§ **Aim of the exercise**
Write out the listing below in full and exactly, leaving out every picture.

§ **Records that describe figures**

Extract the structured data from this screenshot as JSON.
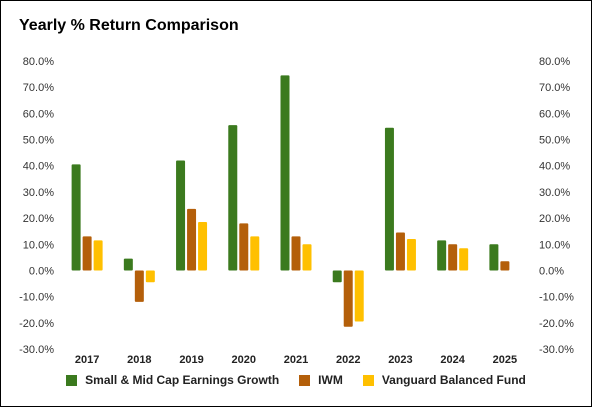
{
  "chart_data": {
    "type": "bar",
    "title": "Yearly % Return Comparison",
    "categories": [
      "2017",
      "2018",
      "2019",
      "2020",
      "2021",
      "2022",
      "2023",
      "2024",
      "2025"
    ],
    "series": [
      {
        "name": "Small & Mid Cap Earnings Growth",
        "color": "#3b7a1e",
        "values": [
          40.5,
          4.5,
          42.0,
          55.5,
          74.5,
          -4.5,
          54.5,
          11.5,
          10.0
        ]
      },
      {
        "name": "IWM",
        "color": "#b45f0a",
        "values": [
          13.0,
          -12.0,
          23.5,
          18.0,
          13.0,
          -21.5,
          14.5,
          10.0,
          3.5
        ]
      },
      {
        "name": "Vanguard Balanced Fund",
        "color": "#ffc000",
        "values": [
          11.5,
          -4.5,
          18.5,
          13.0,
          10.0,
          -19.5,
          12.0,
          8.5,
          null
        ]
      }
    ],
    "yticks": [
      "-30.0%",
      "-20.0%",
      "-10.0%",
      "0.0%",
      "10.0%",
      "20.0%",
      "30.0%",
      "40.0%",
      "50.0%",
      "60.0%",
      "70.0%",
      "80.0%"
    ],
    "ylim": [
      -30,
      80
    ],
    "grid": false,
    "legend_position": "bottom"
  }
}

§ **Correct response**
Extract the structured data from this screenshot as JSON.
{
  "chart_data": {
    "type": "bar",
    "title": "Yearly % Return Comparison",
    "categories": [
      "2017",
      "2018",
      "2019",
      "2020",
      "2021",
      "2022",
      "2023",
      "2024",
      "2025"
    ],
    "series": [
      {
        "name": "Small & Mid Cap Earnings Growth",
        "color": "#3b7a1e",
        "values": [
          40.5,
          4.5,
          42.0,
          55.5,
          74.5,
          -4.5,
          54.5,
          11.5,
          10.0
        ]
      },
      {
        "name": "IWM",
        "color": "#b45f0a",
        "values": [
          13.0,
          -12.0,
          23.5,
          18.0,
          13.0,
          -21.5,
          14.5,
          10.0,
          3.5
        ]
      },
      {
        "name": "Vanguard Balanced Fund",
        "color": "#ffc000",
        "values": [
          11.5,
          -4.5,
          18.5,
          13.0,
          10.0,
          -19.5,
          12.0,
          8.5,
          null
        ]
      }
    ],
    "yticks": [
      "-30.0%",
      "-20.0%",
      "-10.0%",
      "0.0%",
      "10.0%",
      "20.0%",
      "30.0%",
      "40.0%",
      "50.0%",
      "60.0%",
      "70.0%",
      "80.0%"
    ],
    "ylim": [
      -30,
      80
    ],
    "grid": false,
    "legend_position": "bottom"
  }
}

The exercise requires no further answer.